What to work on — Copy out each line exactly; pictures stay out of the copy.

Material for this exercise —
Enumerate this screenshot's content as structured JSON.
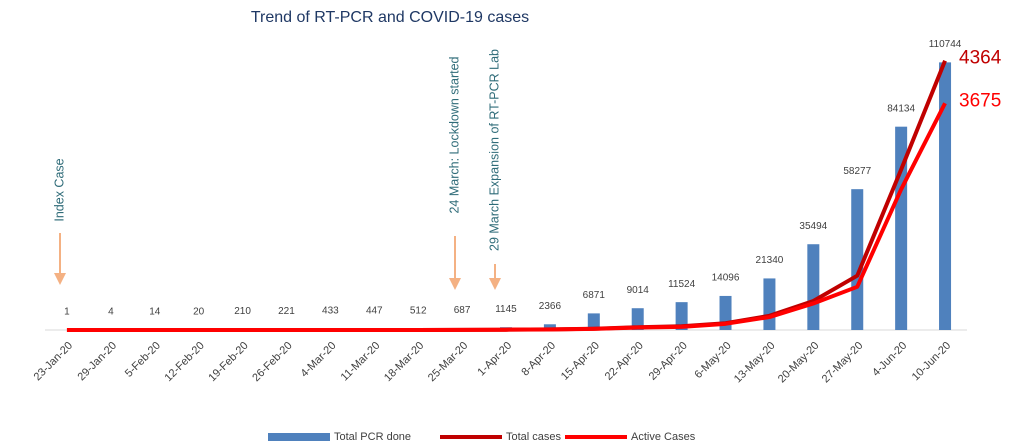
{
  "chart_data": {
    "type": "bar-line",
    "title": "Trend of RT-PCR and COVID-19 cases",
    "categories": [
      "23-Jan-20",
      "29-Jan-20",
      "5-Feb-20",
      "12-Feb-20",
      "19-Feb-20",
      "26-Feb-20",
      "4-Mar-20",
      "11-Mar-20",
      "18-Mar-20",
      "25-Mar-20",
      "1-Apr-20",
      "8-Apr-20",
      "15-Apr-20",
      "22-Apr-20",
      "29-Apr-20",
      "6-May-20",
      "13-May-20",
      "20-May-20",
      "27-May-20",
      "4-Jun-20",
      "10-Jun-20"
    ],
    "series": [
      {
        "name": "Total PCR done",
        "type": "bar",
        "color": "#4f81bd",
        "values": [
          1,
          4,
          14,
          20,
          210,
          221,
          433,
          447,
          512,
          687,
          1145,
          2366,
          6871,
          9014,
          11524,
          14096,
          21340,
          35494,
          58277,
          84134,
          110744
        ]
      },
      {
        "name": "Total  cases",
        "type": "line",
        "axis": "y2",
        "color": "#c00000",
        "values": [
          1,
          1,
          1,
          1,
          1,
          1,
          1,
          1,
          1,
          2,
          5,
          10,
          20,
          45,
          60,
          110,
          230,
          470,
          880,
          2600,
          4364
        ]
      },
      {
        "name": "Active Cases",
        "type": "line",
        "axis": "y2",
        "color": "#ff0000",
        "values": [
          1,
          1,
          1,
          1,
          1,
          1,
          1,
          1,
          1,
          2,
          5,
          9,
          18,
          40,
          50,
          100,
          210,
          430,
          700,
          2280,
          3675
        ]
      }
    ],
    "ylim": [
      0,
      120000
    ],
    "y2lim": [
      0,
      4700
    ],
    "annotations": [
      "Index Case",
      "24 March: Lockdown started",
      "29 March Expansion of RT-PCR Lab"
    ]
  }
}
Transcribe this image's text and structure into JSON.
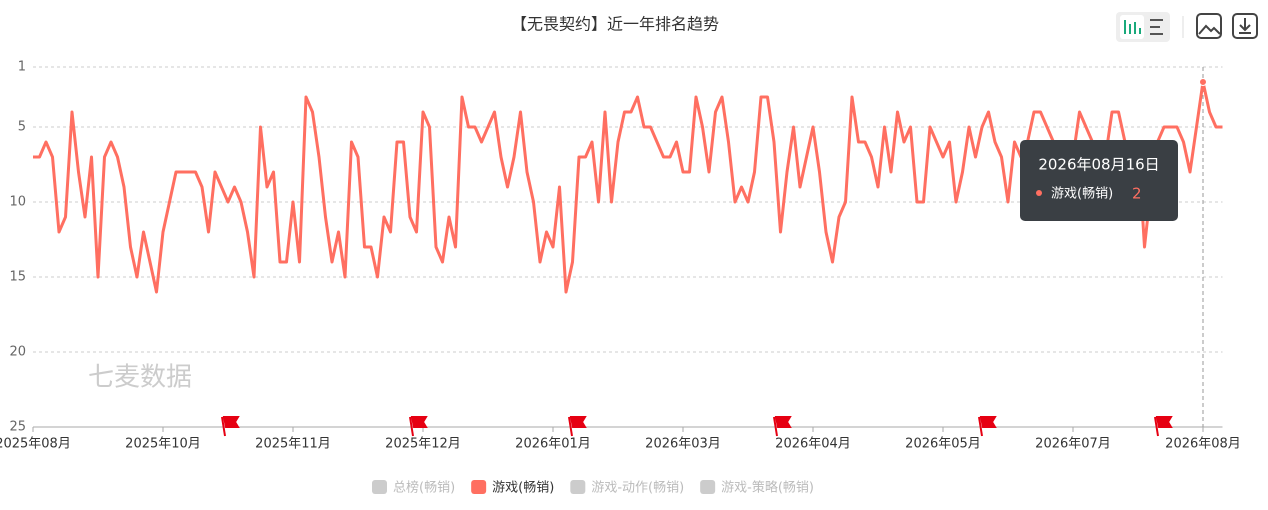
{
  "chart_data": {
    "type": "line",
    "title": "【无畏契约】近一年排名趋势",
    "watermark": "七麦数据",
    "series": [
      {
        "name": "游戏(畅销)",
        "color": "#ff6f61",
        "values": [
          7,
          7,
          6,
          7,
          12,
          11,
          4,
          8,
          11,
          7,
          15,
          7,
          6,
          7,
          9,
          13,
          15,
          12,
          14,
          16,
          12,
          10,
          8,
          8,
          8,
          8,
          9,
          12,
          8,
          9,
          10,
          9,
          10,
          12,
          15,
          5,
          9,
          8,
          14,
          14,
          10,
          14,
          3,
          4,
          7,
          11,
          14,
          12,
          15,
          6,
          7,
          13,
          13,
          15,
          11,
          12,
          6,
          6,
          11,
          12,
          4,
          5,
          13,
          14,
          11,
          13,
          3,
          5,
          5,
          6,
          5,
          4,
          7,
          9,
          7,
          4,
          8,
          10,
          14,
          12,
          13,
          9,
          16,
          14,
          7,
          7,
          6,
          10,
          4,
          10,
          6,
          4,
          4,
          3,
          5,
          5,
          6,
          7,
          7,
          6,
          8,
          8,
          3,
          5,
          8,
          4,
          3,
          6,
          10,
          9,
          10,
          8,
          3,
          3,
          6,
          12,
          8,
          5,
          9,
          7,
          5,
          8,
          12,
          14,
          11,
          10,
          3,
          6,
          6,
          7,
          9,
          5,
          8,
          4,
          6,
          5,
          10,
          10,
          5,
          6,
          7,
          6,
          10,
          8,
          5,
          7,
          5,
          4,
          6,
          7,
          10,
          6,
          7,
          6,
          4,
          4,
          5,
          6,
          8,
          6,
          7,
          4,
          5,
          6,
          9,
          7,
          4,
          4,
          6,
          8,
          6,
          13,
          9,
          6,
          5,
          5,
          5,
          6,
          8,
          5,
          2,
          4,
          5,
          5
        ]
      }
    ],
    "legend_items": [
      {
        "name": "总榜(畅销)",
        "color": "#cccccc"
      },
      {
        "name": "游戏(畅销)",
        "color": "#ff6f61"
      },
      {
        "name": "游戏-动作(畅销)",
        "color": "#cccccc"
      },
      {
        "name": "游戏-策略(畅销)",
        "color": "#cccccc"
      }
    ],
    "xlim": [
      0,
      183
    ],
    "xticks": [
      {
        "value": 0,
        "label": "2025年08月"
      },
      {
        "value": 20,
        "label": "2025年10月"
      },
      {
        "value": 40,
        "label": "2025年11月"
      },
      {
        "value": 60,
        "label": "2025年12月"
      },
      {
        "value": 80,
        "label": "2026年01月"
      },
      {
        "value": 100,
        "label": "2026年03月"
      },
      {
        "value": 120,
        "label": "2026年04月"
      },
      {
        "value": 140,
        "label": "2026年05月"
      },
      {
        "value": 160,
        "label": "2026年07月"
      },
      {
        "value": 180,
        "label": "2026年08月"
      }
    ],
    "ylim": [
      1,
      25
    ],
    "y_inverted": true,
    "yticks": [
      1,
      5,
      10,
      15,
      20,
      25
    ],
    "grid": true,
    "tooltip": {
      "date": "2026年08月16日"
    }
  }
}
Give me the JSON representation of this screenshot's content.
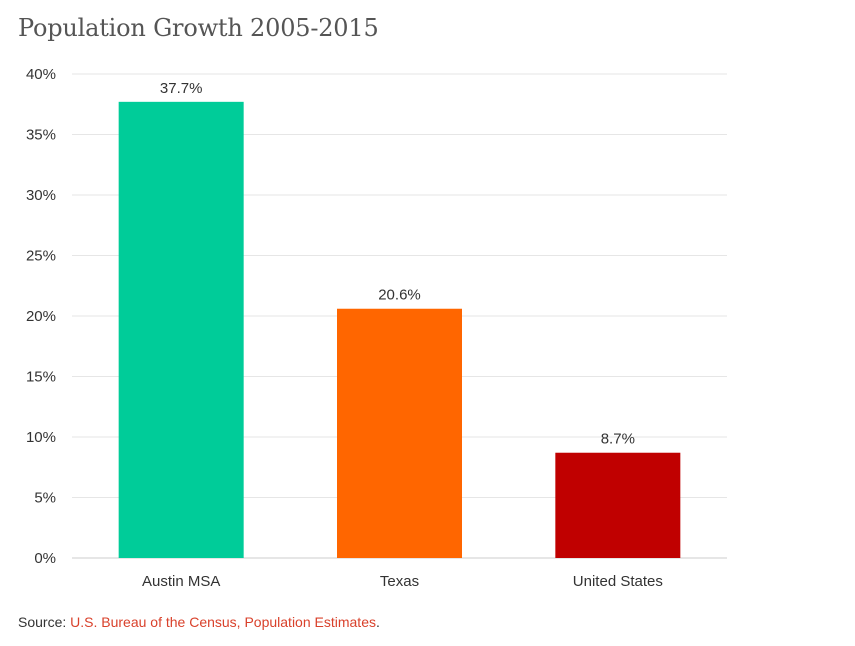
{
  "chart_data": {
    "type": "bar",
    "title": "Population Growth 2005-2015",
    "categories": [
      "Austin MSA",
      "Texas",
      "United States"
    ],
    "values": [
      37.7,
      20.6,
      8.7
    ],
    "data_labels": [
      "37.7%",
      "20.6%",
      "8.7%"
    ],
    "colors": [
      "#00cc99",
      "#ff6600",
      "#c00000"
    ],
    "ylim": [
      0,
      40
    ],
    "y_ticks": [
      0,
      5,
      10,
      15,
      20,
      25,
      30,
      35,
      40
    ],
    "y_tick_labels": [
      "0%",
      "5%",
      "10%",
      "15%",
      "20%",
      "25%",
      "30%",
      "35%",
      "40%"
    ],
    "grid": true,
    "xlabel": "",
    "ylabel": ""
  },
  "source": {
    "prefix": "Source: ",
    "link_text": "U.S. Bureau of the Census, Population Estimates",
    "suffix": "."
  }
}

Answer to this task —
Enumerate this screenshot's content as structured JSON.
{
  "chart_data": {
    "type": "bar-line",
    "title": "Trend of RT-PCR and COVID-19 cases",
    "categories": [
      "23-Jan-20",
      "29-Jan-20",
      "5-Feb-20",
      "12-Feb-20",
      "19-Feb-20",
      "26-Feb-20",
      "4-Mar-20",
      "11-Mar-20",
      "18-Mar-20",
      "25-Mar-20",
      "1-Apr-20",
      "8-Apr-20",
      "15-Apr-20",
      "22-Apr-20",
      "29-Apr-20",
      "6-May-20",
      "13-May-20",
      "20-May-20",
      "27-May-20",
      "4-Jun-20",
      "10-Jun-20"
    ],
    "series": [
      {
        "name": "Total PCR done",
        "type": "bar",
        "color": "#4f81bd",
        "values": [
          1,
          4,
          14,
          20,
          210,
          221,
          433,
          447,
          512,
          687,
          1145,
          2366,
          6871,
          9014,
          11524,
          14096,
          21340,
          35494,
          58277,
          84134,
          110744
        ]
      },
      {
        "name": "Total  cases",
        "type": "line",
        "axis": "y2",
        "color": "#c00000",
        "values": [
          1,
          1,
          1,
          1,
          1,
          1,
          1,
          1,
          1,
          2,
          5,
          10,
          20,
          45,
          60,
          110,
          230,
          470,
          880,
          2600,
          4364
        ]
      },
      {
        "name": "Active Cases",
        "type": "line",
        "axis": "y2",
        "color": "#ff0000",
        "values": [
          1,
          1,
          1,
          1,
          1,
          1,
          1,
          1,
          1,
          2,
          5,
          9,
          18,
          40,
          50,
          100,
          210,
          430,
          700,
          2280,
          3675
        ]
      }
    ],
    "ylim": [
      0,
      120000
    ],
    "y2lim": [
      0,
      4700
    ],
    "annotations": [
      "Index Case",
      "24 March: Lockdown started",
      "29 March Expansion of RT-PCR Lab"
    ]
  }
}
Transcribe this image's text and structure into JSON.
{
  "chart_data": {
    "type": "line",
    "title": "【无畏契约】近一年排名趋势",
    "watermark": "七麦数据",
    "series": [
      {
        "name": "游戏(畅销)",
        "color": "#ff6f61",
        "values": [
          7,
          7,
          6,
          7,
          12,
          11,
          4,
          8,
          11,
          7,
          15,
          7,
          6,
          7,
          9,
          13,
          15,
          12,
          14,
          16,
          12,
          10,
          8,
          8,
          8,
          8,
          9,
          12,
          8,
          9,
          10,
          9,
          10,
          12,
          15,
          5,
          9,
          8,
          14,
          14,
          10,
          14,
          3,
          4,
          7,
          11,
          14,
          12,
          15,
          6,
          7,
          13,
          13,
          15,
          11,
          12,
          6,
          6,
          11,
          12,
          4,
          5,
          13,
          14,
          11,
          13,
          3,
          5,
          5,
          6,
          5,
          4,
          7,
          9,
          7,
          4,
          8,
          10,
          14,
          12,
          13,
          9,
          16,
          14,
          7,
          7,
          6,
          10,
          4,
          10,
          6,
          4,
          4,
          3,
          5,
          5,
          6,
          7,
          7,
          6,
          8,
          8,
          3,
          5,
          8,
          4,
          3,
          6,
          10,
          9,
          10,
          8,
          3,
          3,
          6,
          12,
          8,
          5,
          9,
          7,
          5,
          8,
          12,
          14,
          11,
          10,
          3,
          6,
          6,
          7,
          9,
          5,
          8,
          4,
          6,
          5,
          10,
          10,
          5,
          6,
          7,
          6,
          10,
          8,
          5,
          7,
          5,
          4,
          6,
          7,
          10,
          6,
          7,
          6,
          4,
          4,
          5,
          6,
          8,
          6,
          7,
          4,
          5,
          6,
          9,
          7,
          4,
          4,
          6,
          8,
          6,
          13,
          9,
          6,
          5,
          5,
          5,
          6,
          8,
          5,
          2,
          4,
          5,
          5
        ]
      }
    ],
    "legend_items": [
      {
        "name": "总榜(畅销)",
        "color": "#cccccc"
      },
      {
        "name": "游戏(畅销)",
        "color": "#ff6f61"
      },
      {
        "name": "游戏-动作(畅销)",
        "color": "#cccccc"
      },
      {
        "name": "游戏-策略(畅销)",
        "color": "#cccccc"
      }
    ],
    "xlim": [
      0,
      183
    ],
    "xticks": [
      {
        "value": 0,
        "label": "2025年08月"
      },
      {
        "value": 20,
        "label": "2025年10月"
      },
      {
        "value": 40,
        "label": "2025年11月"
      },
      {
        "value": 60,
        "label": "2025年12月"
      },
      {
        "value": 80,
        "label": "2026年01月"
      },
      {
        "value": 100,
        "label": "2026年03月"
      },
      {
        "value": 120,
        "label": "2026年04月"
      },
      {
        "value": 140,
        "label": "2026年05月"
      },
      {
        "value": 160,
        "label": "2026年07月"
      },
      {
        "value": 180,
        "label": "2026年08月"
      }
    ],
    "ylim": [
      1,
      25
    ],
    "y_inverted": true,
    "yticks": [
      1,
      5,
      10,
      15,
      20,
      25
    ],
    "grid": true,
    "tooltip": {
      "date": "2026年08月16日"
    }
  }
}
Give me the JSON representation of this screenshot's content.
{
  "chart_data": {
    "type": "bar",
    "title": "Population Growth 2005-2015",
    "categories": [
      "Austin MSA",
      "Texas",
      "United States"
    ],
    "values": [
      37.7,
      20.6,
      8.7
    ],
    "data_labels": [
      "37.7%",
      "20.6%",
      "8.7%"
    ],
    "colors": [
      "#00cc99",
      "#ff6600",
      "#c00000"
    ],
    "ylim": [
      0,
      40
    ],
    "y_ticks": [
      0,
      5,
      10,
      15,
      20,
      25,
      30,
      35,
      40
    ],
    "y_tick_labels": [
      "0%",
      "5%",
      "10%",
      "15%",
      "20%",
      "25%",
      "30%",
      "35%",
      "40%"
    ],
    "grid": true,
    "xlabel": "",
    "ylabel": ""
  },
  "source": {
    "prefix": "Source: ",
    "link_text": "U.S. Bureau of the Census, Population Estimates",
    "suffix": "."
  }
}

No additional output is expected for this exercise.